Raw records:
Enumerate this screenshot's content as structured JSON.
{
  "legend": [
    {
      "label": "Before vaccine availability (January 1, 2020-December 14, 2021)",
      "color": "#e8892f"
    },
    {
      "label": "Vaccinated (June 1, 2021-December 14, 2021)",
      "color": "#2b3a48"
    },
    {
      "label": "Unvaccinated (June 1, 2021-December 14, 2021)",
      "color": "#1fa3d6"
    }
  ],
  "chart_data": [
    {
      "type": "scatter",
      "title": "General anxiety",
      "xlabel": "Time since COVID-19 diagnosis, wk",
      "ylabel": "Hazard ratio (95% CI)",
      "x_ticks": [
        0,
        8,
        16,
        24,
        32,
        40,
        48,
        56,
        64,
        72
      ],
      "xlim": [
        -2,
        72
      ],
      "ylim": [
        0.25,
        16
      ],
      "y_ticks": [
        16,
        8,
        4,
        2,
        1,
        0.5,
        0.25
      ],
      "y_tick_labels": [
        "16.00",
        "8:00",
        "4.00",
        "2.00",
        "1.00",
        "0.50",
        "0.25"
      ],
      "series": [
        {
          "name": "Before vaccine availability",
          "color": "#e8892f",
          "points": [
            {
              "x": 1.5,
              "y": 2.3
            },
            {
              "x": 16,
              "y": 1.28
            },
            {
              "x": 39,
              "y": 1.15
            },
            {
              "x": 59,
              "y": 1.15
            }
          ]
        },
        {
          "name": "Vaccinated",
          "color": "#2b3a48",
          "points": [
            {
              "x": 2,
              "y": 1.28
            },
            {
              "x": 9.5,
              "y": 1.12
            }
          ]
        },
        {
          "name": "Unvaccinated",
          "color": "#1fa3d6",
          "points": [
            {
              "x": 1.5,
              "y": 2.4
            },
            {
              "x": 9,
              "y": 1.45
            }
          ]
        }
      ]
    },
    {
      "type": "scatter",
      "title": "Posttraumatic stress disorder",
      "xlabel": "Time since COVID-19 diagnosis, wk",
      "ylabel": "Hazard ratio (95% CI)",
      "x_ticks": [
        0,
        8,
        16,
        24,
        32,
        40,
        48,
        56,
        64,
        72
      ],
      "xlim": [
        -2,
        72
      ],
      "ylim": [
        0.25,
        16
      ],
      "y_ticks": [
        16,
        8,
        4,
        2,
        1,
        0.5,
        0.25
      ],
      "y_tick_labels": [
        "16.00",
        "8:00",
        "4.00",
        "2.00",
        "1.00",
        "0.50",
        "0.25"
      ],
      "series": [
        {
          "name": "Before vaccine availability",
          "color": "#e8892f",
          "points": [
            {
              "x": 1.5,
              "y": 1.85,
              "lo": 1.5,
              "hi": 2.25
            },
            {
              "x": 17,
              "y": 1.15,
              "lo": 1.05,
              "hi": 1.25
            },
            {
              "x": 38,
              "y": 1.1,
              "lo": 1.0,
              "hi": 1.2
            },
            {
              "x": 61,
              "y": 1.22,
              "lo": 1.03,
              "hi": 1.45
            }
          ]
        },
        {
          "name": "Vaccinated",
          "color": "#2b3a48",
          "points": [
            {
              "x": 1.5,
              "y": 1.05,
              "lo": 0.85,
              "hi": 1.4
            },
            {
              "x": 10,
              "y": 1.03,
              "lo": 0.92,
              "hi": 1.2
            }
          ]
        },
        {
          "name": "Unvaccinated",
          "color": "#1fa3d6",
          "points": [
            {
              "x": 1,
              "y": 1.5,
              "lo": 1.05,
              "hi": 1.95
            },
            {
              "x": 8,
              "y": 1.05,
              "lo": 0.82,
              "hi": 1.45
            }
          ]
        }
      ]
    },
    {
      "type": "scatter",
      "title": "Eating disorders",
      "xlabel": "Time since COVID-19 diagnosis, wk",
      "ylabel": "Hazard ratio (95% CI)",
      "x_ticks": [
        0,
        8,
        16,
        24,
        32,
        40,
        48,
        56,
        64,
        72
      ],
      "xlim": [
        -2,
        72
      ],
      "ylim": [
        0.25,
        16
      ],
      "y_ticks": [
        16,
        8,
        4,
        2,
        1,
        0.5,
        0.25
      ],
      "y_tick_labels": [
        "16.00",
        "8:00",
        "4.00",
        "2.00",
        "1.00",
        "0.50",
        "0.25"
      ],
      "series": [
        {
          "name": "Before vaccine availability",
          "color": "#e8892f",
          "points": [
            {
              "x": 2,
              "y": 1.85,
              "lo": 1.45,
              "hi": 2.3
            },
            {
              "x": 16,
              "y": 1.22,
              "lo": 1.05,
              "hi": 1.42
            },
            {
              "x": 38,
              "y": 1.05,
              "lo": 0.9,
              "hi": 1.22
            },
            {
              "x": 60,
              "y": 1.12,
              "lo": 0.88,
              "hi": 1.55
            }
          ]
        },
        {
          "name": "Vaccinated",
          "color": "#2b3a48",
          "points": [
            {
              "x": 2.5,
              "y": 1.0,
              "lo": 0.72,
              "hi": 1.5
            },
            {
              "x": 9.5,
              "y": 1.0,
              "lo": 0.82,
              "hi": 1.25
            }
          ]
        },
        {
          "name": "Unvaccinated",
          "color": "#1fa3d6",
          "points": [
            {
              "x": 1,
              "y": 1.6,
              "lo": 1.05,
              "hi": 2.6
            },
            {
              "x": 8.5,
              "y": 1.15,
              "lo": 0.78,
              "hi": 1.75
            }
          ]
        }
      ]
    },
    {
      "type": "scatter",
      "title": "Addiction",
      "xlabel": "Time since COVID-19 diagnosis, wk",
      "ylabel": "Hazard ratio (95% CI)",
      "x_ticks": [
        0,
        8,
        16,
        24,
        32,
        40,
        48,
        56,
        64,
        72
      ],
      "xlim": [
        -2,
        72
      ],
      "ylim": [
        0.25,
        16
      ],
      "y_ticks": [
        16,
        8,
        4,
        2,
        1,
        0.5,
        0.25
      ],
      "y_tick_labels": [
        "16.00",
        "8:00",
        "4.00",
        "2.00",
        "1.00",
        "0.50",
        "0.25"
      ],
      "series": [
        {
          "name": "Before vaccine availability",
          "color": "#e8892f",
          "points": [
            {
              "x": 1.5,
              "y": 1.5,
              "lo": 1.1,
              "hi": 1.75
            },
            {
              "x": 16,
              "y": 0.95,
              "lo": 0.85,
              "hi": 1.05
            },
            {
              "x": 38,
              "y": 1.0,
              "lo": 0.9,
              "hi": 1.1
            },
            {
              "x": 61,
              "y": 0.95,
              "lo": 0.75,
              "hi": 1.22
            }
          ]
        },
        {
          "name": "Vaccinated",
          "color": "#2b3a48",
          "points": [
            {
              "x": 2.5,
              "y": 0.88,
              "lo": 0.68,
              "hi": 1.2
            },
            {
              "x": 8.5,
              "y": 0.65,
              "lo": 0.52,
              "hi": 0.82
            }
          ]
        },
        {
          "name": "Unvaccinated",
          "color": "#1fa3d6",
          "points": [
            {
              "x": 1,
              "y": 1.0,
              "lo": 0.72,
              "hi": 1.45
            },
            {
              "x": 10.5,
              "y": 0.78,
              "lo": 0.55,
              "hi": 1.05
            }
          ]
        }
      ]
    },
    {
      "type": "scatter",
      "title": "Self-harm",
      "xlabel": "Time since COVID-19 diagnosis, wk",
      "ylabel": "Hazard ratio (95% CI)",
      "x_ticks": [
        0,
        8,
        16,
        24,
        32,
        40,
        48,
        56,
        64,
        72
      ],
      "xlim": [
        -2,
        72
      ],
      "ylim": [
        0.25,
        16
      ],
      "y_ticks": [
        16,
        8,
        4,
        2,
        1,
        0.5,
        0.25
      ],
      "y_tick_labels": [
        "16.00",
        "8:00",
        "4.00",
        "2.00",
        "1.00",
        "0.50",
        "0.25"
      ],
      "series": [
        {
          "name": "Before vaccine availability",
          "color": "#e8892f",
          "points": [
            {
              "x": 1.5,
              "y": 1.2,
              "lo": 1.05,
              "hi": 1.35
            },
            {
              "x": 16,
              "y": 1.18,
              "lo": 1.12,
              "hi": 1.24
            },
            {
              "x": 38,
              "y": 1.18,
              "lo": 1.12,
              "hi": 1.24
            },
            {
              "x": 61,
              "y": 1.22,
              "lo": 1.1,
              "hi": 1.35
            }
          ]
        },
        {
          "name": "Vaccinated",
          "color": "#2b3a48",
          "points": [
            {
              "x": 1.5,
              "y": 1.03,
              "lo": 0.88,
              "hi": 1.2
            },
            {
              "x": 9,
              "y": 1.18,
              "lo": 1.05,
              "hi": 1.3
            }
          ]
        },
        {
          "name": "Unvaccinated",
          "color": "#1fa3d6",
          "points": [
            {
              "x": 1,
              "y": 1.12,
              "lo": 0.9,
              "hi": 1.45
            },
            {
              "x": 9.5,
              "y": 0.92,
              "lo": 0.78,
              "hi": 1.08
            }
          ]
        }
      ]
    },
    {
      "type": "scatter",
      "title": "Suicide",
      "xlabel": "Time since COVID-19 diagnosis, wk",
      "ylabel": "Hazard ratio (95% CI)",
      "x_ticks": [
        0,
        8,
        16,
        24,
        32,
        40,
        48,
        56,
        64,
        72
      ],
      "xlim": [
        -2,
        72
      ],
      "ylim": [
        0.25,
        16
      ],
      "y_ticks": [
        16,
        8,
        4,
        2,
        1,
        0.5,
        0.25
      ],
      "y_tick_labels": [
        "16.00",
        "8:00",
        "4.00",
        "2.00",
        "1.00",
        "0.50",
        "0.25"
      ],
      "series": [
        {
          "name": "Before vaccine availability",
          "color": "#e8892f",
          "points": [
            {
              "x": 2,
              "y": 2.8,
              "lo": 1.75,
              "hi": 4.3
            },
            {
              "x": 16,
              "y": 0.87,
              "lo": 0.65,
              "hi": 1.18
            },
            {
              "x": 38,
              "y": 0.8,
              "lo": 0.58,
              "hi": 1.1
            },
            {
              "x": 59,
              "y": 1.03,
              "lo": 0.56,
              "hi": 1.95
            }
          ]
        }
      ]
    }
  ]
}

==

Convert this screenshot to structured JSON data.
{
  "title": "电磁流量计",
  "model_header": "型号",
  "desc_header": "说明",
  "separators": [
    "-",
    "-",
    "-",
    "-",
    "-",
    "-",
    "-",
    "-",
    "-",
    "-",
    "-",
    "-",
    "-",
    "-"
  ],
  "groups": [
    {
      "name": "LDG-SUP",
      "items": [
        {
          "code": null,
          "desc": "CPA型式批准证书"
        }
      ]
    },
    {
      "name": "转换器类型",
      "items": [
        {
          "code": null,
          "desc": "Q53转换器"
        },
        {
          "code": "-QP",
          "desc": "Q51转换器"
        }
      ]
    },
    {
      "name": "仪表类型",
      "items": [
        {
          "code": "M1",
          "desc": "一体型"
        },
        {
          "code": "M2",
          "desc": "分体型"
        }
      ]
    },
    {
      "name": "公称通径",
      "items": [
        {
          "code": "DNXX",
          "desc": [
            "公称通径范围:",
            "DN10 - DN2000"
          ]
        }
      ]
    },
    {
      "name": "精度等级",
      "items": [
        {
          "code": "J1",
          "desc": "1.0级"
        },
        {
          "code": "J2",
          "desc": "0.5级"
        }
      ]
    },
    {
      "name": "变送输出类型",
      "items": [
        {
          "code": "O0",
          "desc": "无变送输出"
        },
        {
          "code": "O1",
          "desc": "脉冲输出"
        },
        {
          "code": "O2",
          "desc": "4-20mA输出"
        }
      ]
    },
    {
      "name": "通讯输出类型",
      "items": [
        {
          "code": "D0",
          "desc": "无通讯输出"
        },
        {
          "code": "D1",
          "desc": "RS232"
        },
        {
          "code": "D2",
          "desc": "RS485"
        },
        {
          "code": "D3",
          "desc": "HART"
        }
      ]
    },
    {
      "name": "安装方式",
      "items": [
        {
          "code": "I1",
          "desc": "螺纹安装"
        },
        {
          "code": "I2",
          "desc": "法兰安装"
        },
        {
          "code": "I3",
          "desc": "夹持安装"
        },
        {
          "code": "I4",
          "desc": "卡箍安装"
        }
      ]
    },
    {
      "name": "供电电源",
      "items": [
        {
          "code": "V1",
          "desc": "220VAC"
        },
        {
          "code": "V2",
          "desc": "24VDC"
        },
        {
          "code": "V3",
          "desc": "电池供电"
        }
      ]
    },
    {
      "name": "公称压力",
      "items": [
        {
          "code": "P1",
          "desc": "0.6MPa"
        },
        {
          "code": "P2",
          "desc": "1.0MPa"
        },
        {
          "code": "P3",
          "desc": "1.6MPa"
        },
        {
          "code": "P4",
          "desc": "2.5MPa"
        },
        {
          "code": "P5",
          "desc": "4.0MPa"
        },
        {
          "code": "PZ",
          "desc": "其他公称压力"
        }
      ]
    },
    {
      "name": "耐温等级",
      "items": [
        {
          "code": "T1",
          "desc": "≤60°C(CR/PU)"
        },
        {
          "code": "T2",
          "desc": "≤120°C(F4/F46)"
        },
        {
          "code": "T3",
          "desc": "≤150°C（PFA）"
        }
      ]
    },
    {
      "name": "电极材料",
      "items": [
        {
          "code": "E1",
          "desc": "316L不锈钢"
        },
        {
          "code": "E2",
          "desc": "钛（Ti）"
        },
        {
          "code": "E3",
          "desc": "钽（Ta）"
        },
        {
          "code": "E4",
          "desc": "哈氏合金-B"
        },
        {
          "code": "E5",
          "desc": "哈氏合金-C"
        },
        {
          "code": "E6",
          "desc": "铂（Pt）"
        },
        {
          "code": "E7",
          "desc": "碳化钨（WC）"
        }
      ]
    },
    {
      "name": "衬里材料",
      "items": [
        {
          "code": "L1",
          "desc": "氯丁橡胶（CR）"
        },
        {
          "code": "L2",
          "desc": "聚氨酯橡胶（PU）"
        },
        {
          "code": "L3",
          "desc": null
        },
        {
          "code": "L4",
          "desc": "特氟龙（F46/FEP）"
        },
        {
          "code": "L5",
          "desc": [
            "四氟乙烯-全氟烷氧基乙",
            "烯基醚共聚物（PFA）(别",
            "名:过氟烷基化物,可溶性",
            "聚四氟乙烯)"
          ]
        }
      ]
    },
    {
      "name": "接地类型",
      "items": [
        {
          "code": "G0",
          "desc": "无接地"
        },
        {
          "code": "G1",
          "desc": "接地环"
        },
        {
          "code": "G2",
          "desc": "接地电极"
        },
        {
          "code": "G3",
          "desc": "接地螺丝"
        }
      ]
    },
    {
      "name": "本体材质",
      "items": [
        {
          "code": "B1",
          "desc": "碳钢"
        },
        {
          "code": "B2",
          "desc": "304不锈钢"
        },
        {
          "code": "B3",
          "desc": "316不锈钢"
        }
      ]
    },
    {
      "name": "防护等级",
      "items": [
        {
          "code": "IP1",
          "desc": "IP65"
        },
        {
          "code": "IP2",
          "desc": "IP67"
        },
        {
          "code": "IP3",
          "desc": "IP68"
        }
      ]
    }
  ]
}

Problem to work on:
Copy every line of the listing containing the string "June".

Result:
      "label": "Vaccinated (June 1, 2021-December 14, 2021)",
      "label": "Unvaccinated (June 1, 2021-December 14, 2021)",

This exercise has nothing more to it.